▼
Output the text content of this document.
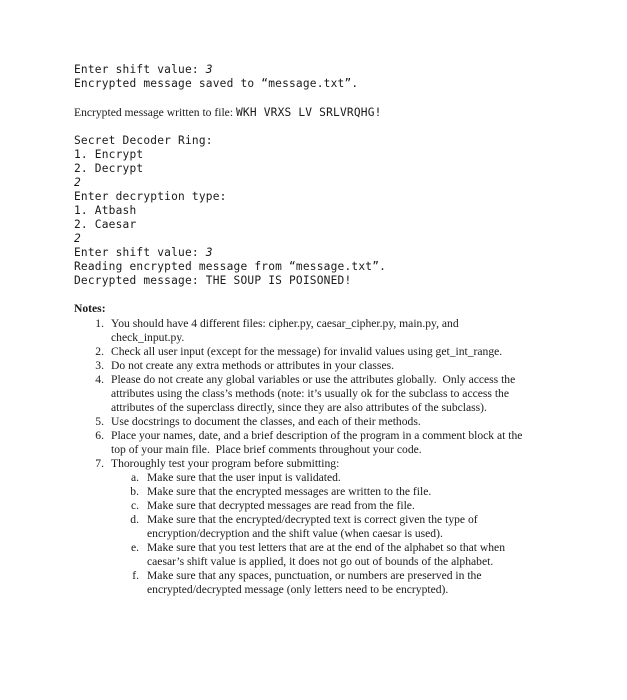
Enter shift value: 3
Encrypted message saved to “message.txt”.
Encrypted message written to file: WKH VRXS LV SRLVRQHG!
Secret Decoder Ring:
1. Encrypt
2. Decrypt
2
Enter decryption type:
1. Atbash
2. Caesar
2
Enter shift value: 3
Reading encrypted message from “message.txt”.
Decrypted message: THE SOUP IS POISONED!
Notes:
1. You should have 4 different files: cipher.py, caesar_cipher.py, main.py, and
check_input.py.
2. Check all user input (except for the message) for invalid values using get_int_range.
3. Do not create any extra methods or attributes in your classes.
4. Please do not create any global variables or use the attributes globally.  Only access the
attributes using the class’s methods (note: it’s usually ok for the subclass to access the
attributes of the superclass directly, since they are also attributes of the subclass).
5. Use docstrings to document the classes, and each of their methods.
6. Place your names, date, and a brief description of the program in a comment block at the
top of your main file.  Place brief comments throughout your code.
7. Thoroughly test your program before submitting:
a. Make sure that the user input is validated.
b. Make sure that the encrypted messages are written to the file.
c. Make sure that decrypted messages are read from the file.
d. Make sure that the encrypted/decrypted text is correct given the type of
encryption/decryption and the shift value (when caesar is used).
e. Make sure that you test letters that are at the end of the alphabet so that when
caesar’s shift value is applied, it does not go out of bounds of the alphabet.
f. Make sure that any spaces, punctuation, or numbers are preserved in the
encrypted/decrypted message (only letters need to be encrypted).
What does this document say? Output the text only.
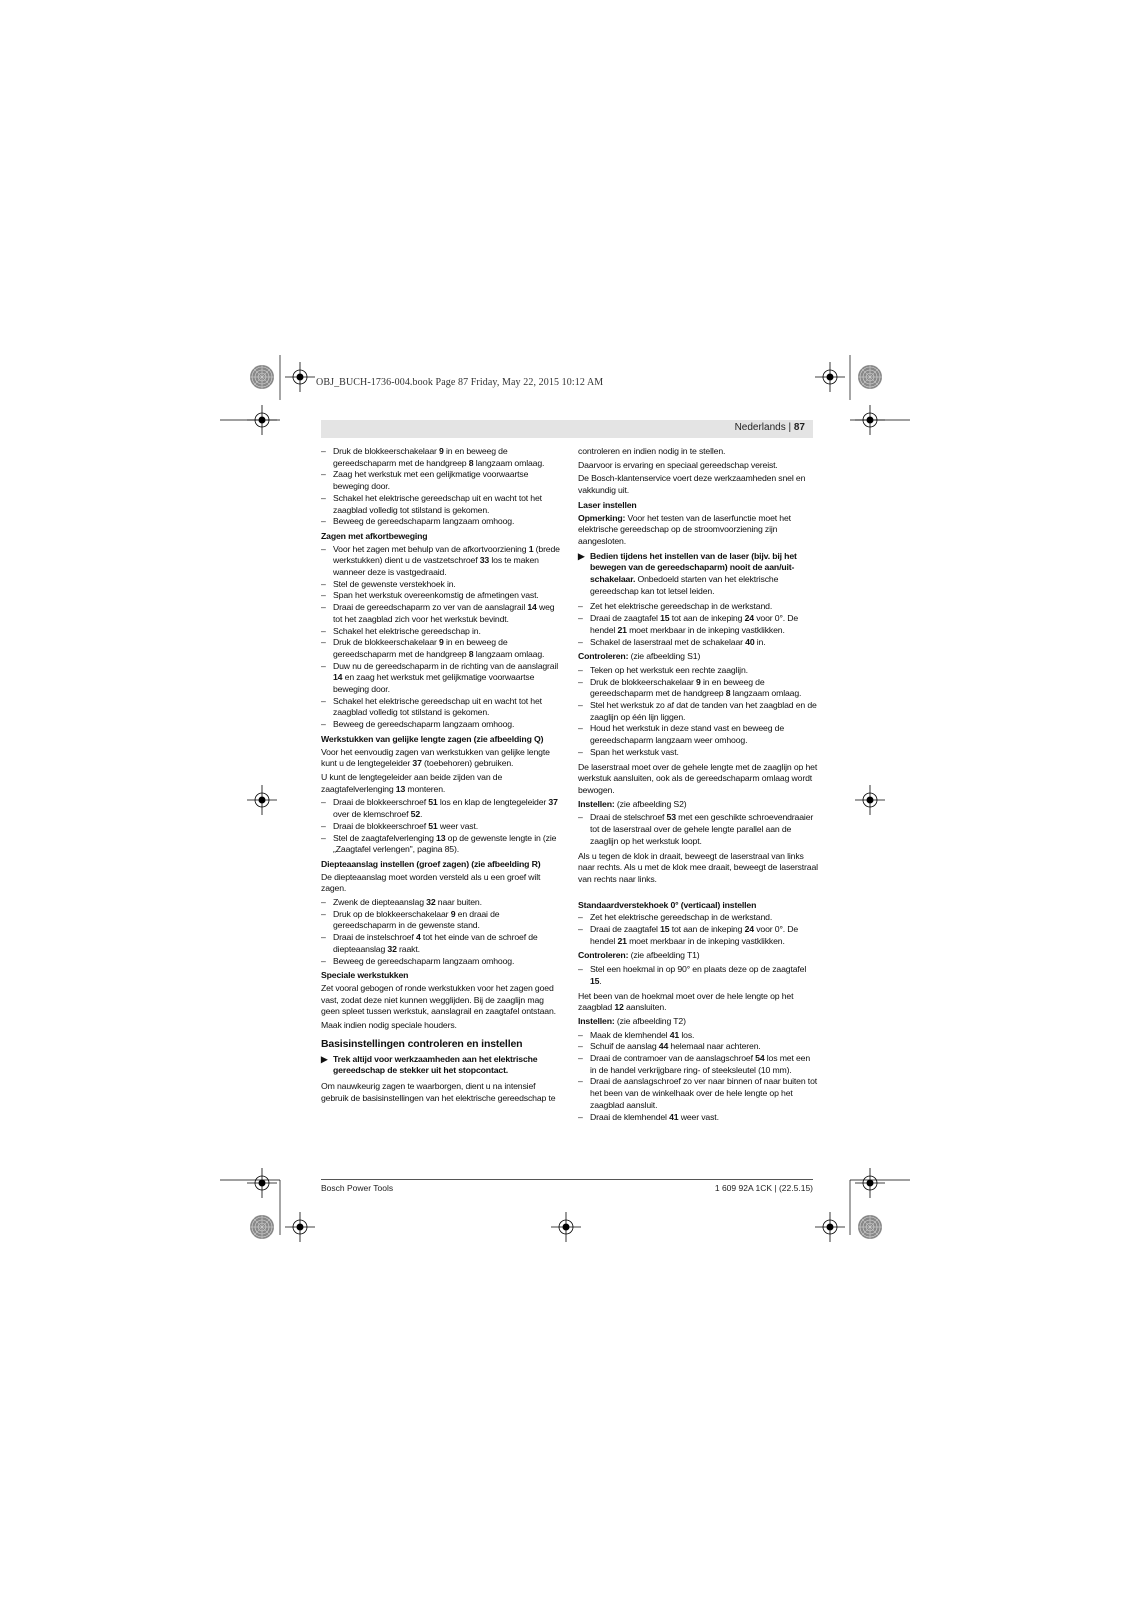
OBJ_BUCH-1736-004.book Page 87 Friday, May 22, 2015 10:12 AM
Nederlands | 87
– Druk de blokkeerschakelaar 9 in en beweeg de gereedschaparm met de handgreep 8 langzaam omlaag.
– Zaag het werkstuk met een gelijkmatige voorwaartse beweging door.
– Schakel het elektrische gereedschap uit en wacht tot het zaagblad volledig tot stilstand is gekomen.
– Beweeg de gereedschaparm langzaam omhoog.
Zagen met afkortbeweging
– Voor het zagen met behulp van de afkortvoorziening 1 (brede werkstukken) dient u de vastzetschroef 33 los te maken wanneer deze is vastgedraaid.
– Stel de gewenste verstekhoek in.
– Span het werkstuk overeenkomstig de afmetingen vast.
– Draai de gereedschaparm zo ver van de aanslagrail 14 weg tot het zaagblad zich voor het werkstuk bevindt.
– Schakel het elektrische gereedschap in.
– Druk de blokkeerschakelaar 9 in en beweeg de gereedschaparm met de handgreep 8 langzaam omlaag.
– Duw nu de gereedschaparm in de richting van de aanslagrail 14 en zaag het werkstuk met gelijkmatige voorwaartse beweging door.
– Schakel het elektrische gereedschap uit en wacht tot het zaagblad volledig tot stilstand is gekomen.
– Beweeg de gereedschaparm langzaam omhoog.
Werkstukken van gelijke lengte zagen (zie afbeelding Q)

Voor het eenvoudig zagen van werkstukken van gelijke lengte kunt u de lengtegeleider 37 (toebehoren) gebruiken.

U kunt de lengtegeleider aan beide zijden van de zaagtafelverlenging 13 monteren.

– Draai de blokkeerschroef 51 los en klap de lengtegeleider 37 over de klemschroef 52.
– Draai de blokkeerschroef 51 weer vast.
– Stel de zaagtafelverlenging 13 op de gewenste lengte in (zie „Zaagtafel verlengen", pagina 85).
Diepteaanslag instellen (groef zagen) (zie afbeelding R)

De diepteaanslag moet worden versteld als u een groef wilt zagen.

– Zwenk de diepteaanslag 32 naar buiten.
– Druk op de blokkeerschakelaar 9 en draai de gereedschaparm in de gewenste stand.
– Draai de instelschroef 4 tot het einde van de schroef de diepteaanslag 32 raakt.
– Beweeg de gereedschaparm langzaam omhoog.
Speciale werkstukken

Zet vooral gebogen of ronde werkstukken voor het zagen goed vast, zodat deze niet kunnen wegglijden. Bij de zaaglijn mag geen spleet tussen werkstuk, aanslagrail en zaagtafel ontstaan.

Maak indien nodig speciale houders.

Basisinstellingen controleren en instellen
▶ Trek altijd voor werkzaamheden aan het elektrische gereedschap de stekker uit het stopcontact.

Om nauwkeurig zagen te waarborgen, dient u na intensief gebruik de basisinstellingen van het elektrische gereedschap te

controleren en indien nodig in te stellen.

Daarvoor is ervaring en speciaal gereedschap vereist.

De Bosch-klantenservice voert deze werkzaamheden snel en vakkundig uit.

Laser instellen

Opmerking: Voor het testen van de laserfunctie moet het elektrische gereedschap op de stroomvoorziening zijn aangesloten.

▶ Bedien tijdens het instellen van de laser (bijv. bij het bewegen van de gereedschaparm) nooit de aan/uit-schakelaar. Onbedoeld starten van het elektrische gereedschap kan tot letsel leiden.
– Zet het elektrische gereedschap in de werkstand.
– Draai de zaagtafel 15 tot aan de inkeping 24 voor 0°. De hendel 21 moet merkbaar in de inkeping vastklikken.
– Schakel de laserstraal met de schakelaar 40 in.

Controleren: (zie afbeelding S1)

– Teken op het werkstuk een rechte zaaglijn.
– Druk de blokkeerschakelaar 9 in en beweeg de gereedschaparm met de handgreep 8 langzaam omlaag.
– Stel het werkstuk zo af dat de tanden van het zaagblad en de zaaglijn op één lijn liggen.
– Houd het werkstuk in deze stand vast en beweeg de gereedschaparm langzaam weer omhoog.
– Span het werkstuk vast.

De laserstraal moet over de gehele lengte met de zaaglijn op het werkstuk aansluiten, ook als de gereedschaparm omlaag wordt bewogen.

Instellen: (zie afbeelding S2)

– Draai de stelschroef 53 met een geschikte schroevendraaier tot de laserstraal over de gehele lengte parallel aan de zaaglijn op het werkstuk loopt.

Als u tegen de klok in draait, beweegt de laserstraal van links naar rechts. Als u met de klok mee draait, beweegt de laserstraal van rechts naar links.

Standaardverstekhoek 0° (verticaal) instellen
– Zet het elektrische gereedschap in de werkstand.
– Draai de zaagtafel 15 tot aan de inkeping 24 voor 0°. De hendel 21 moet merkbaar in de inkeping vastklikken.

Controleren: (zie afbeelding T1)

– Stel een hoekmal in op 90° en plaats deze op de zaagtafel 15.

Het been van de hoekmal moet over de hele lengte op het zaagblad 12 aansluiten.

Instellen: (zie afbeelding T2)

– Maak de klemhendel 41 los.
– Schuif de aanslag 44 helemaal naar achteren.
– Draai de contramoer van de aanslagschroef 54 los met een in de handel verkrijgbare ring- of steeksleutel (10 mm).
– Draai de aanslagschroef zo ver naar binnen of naar buiten tot het been van de winkelhaak over de hele lengte op het zaagblad aansluit.
– Draai de klemhendel 41 weer vast.
Bosch Power Tools	1 609 92A 1CK | (22.5.15)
▲
> TASK TO COMPLETE: Write the entries above out in full, exactly, with no images.

> RESULT OF THE EXERCISE:
Output the text content of this document.
Enter shift value: 3
Encrypted message saved to “message.txt”.
Encrypted message written to file: WKH VRXS LV SRLVRQHG!
Secret Decoder Ring:
1. Encrypt
2. Decrypt
2
Enter decryption type:
1. Atbash
2. Caesar
2
Enter shift value: 3
Reading encrypted message from “message.txt”.
Decrypted message: THE SOUP IS POISONED!
Notes:
1. You should have 4 different files: cipher.py, caesar_cipher.py, main.py, and
check_input.py.
2. Check all user input (except for the message) for invalid values using get_int_range.
3. Do not create any extra methods or attributes in your classes.
4. Please do not create any global variables or use the attributes globally.  Only access the
attributes using the class’s methods (note: it’s usually ok for the subclass to access the
attributes of the superclass directly, since they are also attributes of the subclass).
5. Use docstrings to document the classes, and each of their methods.
6. Place your names, date, and a brief description of the program in a comment block at the
top of your main file.  Place brief comments throughout your code.
7. Thoroughly test your program before submitting:
a. Make sure that the user input is validated.
b. Make sure that the encrypted messages are written to the file.
c. Make sure that decrypted messages are read from the file.
d. Make sure that the encrypted/decrypted text is correct given the type of
encryption/decryption and the shift value (when caesar is used).
e. Make sure that you test letters that are at the end of the alphabet so that when
caesar’s shift value is applied, it does not go out of bounds of the alphabet.
f. Make sure that any spaces, punctuation, or numbers are preserved in the
encrypted/decrypted message (only letters need to be encrypted).
What does this document say? Output the text only.
OBJ_BUCH-1736-004.book Page 87 Friday, May 22, 2015 10:12 AM
Nederlands | 87
– Druk de blokkeerschakelaar 9 in en beweeg de gereedschaparm met de handgreep 8 langzaam omlaag.
– Zaag het werkstuk met een gelijkmatige voorwaartse beweging door.
– Schakel het elektrische gereedschap uit en wacht tot het zaagblad volledig tot stilstand is gekomen.
– Beweeg de gereedschaparm langzaam omhoog.
Zagen met afkortbeweging
– Voor het zagen met behulp van de afkortvoorziening 1 (brede werkstukken) dient u de vastzetschroef 33 los te maken wanneer deze is vastgedraaid.
– Stel de gewenste verstekhoek in.
– Span het werkstuk overeenkomstig de afmetingen vast.
– Draai de gereedschaparm zo ver van de aanslagrail 14 weg tot het zaagblad zich voor het werkstuk bevindt.
– Schakel het elektrische gereedschap in.
– Druk de blokkeerschakelaar 9 in en beweeg de gereedschaparm met de handgreep 8 langzaam omlaag.
– Duw nu de gereedschaparm in de richting van de aanslagrail 14 en zaag het werkstuk met gelijkmatige voorwaartse beweging door.
– Schakel het elektrische gereedschap uit en wacht tot het zaagblad volledig tot stilstand is gekomen.
– Beweeg de gereedschaparm langzaam omhoog.
Werkstukken van gelijke lengte zagen (zie afbeelding Q)

Voor het eenvoudig zagen van werkstukken van gelijke lengte kunt u de lengtegeleider 37 (toebehoren) gebruiken.

U kunt de lengtegeleider aan beide zijden van de zaagtafelverlenging 13 monteren.

– Draai de blokkeerschroef 51 los en klap de lengtegeleider 37 over de klemschroef 52.
– Draai de blokkeerschroef 51 weer vast.
– Stel de zaagtafelverlenging 13 op de gewenste lengte in (zie „Zaagtafel verlengen", pagina 85).
Diepteaanslag instellen (groef zagen) (zie afbeelding R)

De diepteaanslag moet worden versteld als u een groef wilt zagen.

– Zwenk de diepteaanslag 32 naar buiten.
– Druk op de blokkeerschakelaar 9 en draai de gereedschaparm in de gewenste stand.
– Draai de instelschroef 4 tot het einde van de schroef de diepteaanslag 32 raakt.
– Beweeg de gereedschaparm langzaam omhoog.
Speciale werkstukken

Zet vooral gebogen of ronde werkstukken voor het zagen goed vast, zodat deze niet kunnen wegglijden. Bij de zaaglijn mag geen spleet tussen werkstuk, aanslagrail en zaagtafel ontstaan.

Maak indien nodig speciale houders.

Basisinstellingen controleren en instellen
▶ Trek altijd voor werkzaamheden aan het elektrische gereedschap de stekker uit het stopcontact.

Om nauwkeurig zagen te waarborgen, dient u na intensief gebruik de basisinstellingen van het elektrische gereedschap te

controleren en indien nodig in te stellen.

Daarvoor is ervaring en speciaal gereedschap vereist.

De Bosch-klantenservice voert deze werkzaamheden snel en vakkundig uit.

Laser instellen

Opmerking: Voor het testen van de laserfunctie moet het elektrische gereedschap op de stroomvoorziening zijn aangesloten.

▶ Bedien tijdens het instellen van de laser (bijv. bij het bewegen van de gereedschaparm) nooit de aan/uit-schakelaar. Onbedoeld starten van het elektrische gereedschap kan tot letsel leiden.
– Zet het elektrische gereedschap in de werkstand.
– Draai de zaagtafel 15 tot aan de inkeping 24 voor 0°. De hendel 21 moet merkbaar in de inkeping vastklikken.
– Schakel de laserstraal met de schakelaar 40 in.

Controleren: (zie afbeelding S1)

– Teken op het werkstuk een rechte zaaglijn.
– Druk de blokkeerschakelaar 9 in en beweeg de gereedschaparm met de handgreep 8 langzaam omlaag.
– Stel het werkstuk zo af dat de tanden van het zaagblad en de zaaglijn op één lijn liggen.
– Houd het werkstuk in deze stand vast en beweeg de gereedschaparm langzaam weer omhoog.
– Span het werkstuk vast.

De laserstraal moet over de gehele lengte met de zaaglijn op het werkstuk aansluiten, ook als de gereedschaparm omlaag wordt bewogen.

Instellen: (zie afbeelding S2)

– Draai de stelschroef 53 met een geschikte schroevendraaier tot de laserstraal over de gehele lengte parallel aan de zaaglijn op het werkstuk loopt.

Als u tegen de klok in draait, beweegt de laserstraal van links naar rechts. Als u met de klok mee draait, beweegt de laserstraal van rechts naar links.

Standaardverstekhoek 0° (verticaal) instellen
– Zet het elektrische gereedschap in de werkstand.
– Draai de zaagtafel 15 tot aan de inkeping 24 voor 0°. De hendel 21 moet merkbaar in de inkeping vastklikken.

Controleren: (zie afbeelding T1)

– Stel een hoekmal in op 90° en plaats deze op de zaagtafel 15.

Het been van de hoekmal moet over de hele lengte op het zaagblad 12 aansluiten.

Instellen: (zie afbeelding T2)

– Maak de klemhendel 41 los.
– Schuif de aanslag 44 helemaal naar achteren.
– Draai de contramoer van de aanslagschroef 54 los met een in de handel verkrijgbare ring- of steeksleutel (10 mm).
– Draai de aanslagschroef zo ver naar binnen of naar buiten tot het been van de winkelhaak over de hele lengte op het zaagblad aansluit.
– Draai de klemhendel 41 weer vast.
Bosch Power Tools	1 609 92A 1CK | (22.5.15)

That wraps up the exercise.